[start]

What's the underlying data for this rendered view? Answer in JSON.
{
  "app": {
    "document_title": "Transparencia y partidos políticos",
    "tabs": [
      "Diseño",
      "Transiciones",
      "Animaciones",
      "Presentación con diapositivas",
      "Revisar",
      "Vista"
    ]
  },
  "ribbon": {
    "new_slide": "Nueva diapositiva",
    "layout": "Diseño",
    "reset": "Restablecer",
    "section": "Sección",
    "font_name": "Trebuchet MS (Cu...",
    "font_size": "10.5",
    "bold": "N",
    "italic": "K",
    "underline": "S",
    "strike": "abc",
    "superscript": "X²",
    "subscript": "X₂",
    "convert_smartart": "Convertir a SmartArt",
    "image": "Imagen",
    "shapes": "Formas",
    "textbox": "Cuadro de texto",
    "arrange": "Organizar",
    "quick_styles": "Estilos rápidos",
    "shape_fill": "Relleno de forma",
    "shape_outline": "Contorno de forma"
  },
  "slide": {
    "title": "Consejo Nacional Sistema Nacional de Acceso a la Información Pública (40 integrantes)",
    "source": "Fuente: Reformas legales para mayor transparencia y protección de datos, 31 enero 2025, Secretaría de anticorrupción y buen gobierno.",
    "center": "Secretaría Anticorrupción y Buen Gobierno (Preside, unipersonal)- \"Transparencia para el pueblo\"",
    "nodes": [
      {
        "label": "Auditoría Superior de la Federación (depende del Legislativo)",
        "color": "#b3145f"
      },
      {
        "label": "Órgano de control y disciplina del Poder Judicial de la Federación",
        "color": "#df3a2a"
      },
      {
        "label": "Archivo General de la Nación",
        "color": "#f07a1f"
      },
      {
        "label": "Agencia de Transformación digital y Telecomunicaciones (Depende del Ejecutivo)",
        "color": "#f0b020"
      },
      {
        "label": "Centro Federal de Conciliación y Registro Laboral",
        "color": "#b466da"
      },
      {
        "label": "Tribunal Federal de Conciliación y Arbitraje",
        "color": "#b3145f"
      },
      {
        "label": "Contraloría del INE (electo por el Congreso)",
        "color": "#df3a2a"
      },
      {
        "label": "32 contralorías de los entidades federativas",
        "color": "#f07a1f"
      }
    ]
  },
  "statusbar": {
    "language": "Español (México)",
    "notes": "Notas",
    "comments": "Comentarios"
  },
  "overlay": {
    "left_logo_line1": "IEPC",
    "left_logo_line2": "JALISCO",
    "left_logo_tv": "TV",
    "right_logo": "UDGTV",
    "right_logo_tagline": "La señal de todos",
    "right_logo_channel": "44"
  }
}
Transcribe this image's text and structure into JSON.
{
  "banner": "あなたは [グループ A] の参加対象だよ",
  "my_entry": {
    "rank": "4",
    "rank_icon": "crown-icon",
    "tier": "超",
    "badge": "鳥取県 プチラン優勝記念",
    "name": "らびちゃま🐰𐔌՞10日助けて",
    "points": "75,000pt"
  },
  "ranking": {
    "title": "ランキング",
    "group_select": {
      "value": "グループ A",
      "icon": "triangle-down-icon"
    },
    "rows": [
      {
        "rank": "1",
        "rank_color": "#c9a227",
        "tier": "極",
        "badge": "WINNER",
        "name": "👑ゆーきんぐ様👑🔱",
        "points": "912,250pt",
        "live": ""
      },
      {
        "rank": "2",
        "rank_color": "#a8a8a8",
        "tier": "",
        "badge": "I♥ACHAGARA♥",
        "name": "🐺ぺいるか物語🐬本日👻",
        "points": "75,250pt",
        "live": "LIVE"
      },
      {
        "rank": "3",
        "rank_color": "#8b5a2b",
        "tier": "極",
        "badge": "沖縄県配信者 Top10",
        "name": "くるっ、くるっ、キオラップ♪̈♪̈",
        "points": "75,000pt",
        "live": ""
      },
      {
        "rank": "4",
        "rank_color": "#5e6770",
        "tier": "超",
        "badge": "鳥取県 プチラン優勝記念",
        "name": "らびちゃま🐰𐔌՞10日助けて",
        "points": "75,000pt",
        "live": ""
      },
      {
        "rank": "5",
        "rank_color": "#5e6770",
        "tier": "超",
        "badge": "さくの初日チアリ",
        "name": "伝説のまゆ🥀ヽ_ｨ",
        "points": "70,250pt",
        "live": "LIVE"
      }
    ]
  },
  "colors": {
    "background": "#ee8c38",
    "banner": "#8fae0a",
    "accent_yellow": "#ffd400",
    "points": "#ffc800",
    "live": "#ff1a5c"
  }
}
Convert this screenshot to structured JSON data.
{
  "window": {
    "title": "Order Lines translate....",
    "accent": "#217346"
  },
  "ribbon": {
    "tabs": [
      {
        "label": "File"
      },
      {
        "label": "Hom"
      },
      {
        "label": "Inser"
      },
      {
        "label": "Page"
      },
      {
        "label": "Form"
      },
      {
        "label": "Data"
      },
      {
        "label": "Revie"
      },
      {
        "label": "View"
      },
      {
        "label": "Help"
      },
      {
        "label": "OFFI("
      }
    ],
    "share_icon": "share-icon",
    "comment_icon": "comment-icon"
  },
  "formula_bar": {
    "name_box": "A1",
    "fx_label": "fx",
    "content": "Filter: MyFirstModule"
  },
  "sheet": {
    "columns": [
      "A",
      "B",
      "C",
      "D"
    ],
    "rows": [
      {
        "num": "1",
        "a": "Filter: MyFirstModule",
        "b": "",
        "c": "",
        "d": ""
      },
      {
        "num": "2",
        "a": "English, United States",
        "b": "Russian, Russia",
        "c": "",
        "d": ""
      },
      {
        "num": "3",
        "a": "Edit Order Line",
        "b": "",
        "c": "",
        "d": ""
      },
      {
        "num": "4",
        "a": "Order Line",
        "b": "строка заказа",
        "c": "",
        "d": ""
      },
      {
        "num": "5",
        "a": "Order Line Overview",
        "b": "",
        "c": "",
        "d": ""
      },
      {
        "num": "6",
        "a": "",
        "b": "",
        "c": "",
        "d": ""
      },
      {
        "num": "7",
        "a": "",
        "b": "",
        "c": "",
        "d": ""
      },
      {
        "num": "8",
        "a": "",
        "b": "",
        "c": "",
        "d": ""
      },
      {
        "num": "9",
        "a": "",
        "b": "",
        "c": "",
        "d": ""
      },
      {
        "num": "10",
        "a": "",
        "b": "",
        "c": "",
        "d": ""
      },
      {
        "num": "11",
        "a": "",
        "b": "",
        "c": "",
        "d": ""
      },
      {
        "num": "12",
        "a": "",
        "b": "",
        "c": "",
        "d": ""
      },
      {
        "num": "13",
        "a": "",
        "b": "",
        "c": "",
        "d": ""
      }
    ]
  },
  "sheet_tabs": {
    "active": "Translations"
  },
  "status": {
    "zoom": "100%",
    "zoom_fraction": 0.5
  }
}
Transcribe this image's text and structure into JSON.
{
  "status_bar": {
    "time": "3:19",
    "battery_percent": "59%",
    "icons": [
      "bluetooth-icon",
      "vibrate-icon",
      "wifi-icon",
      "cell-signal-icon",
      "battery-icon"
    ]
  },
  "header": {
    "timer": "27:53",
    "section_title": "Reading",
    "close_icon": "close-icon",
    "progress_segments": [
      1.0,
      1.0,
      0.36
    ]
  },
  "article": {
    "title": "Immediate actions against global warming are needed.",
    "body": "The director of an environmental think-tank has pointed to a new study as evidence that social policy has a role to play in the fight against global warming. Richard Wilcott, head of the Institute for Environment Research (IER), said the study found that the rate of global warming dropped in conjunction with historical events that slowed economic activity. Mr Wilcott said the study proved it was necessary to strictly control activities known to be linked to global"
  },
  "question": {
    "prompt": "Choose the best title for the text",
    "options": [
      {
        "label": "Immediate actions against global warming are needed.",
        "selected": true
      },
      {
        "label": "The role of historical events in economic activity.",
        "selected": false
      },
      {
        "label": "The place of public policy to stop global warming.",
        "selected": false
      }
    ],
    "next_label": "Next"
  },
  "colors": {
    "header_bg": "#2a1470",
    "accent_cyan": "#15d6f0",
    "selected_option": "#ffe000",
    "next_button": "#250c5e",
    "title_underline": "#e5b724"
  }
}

[end]

Show the lines where the word "badge" appears in the entries.

    "badge": "鳥取県 プチラン優勝記念",
        "badge": "WINNER",
        "badge": "I♥ACHAGARA♥",
        "badge": "沖縄県配信者 Top10",
        "badge": "鳥取県 プチラン優勝記念",
        "badge": "さくの初日チアリ",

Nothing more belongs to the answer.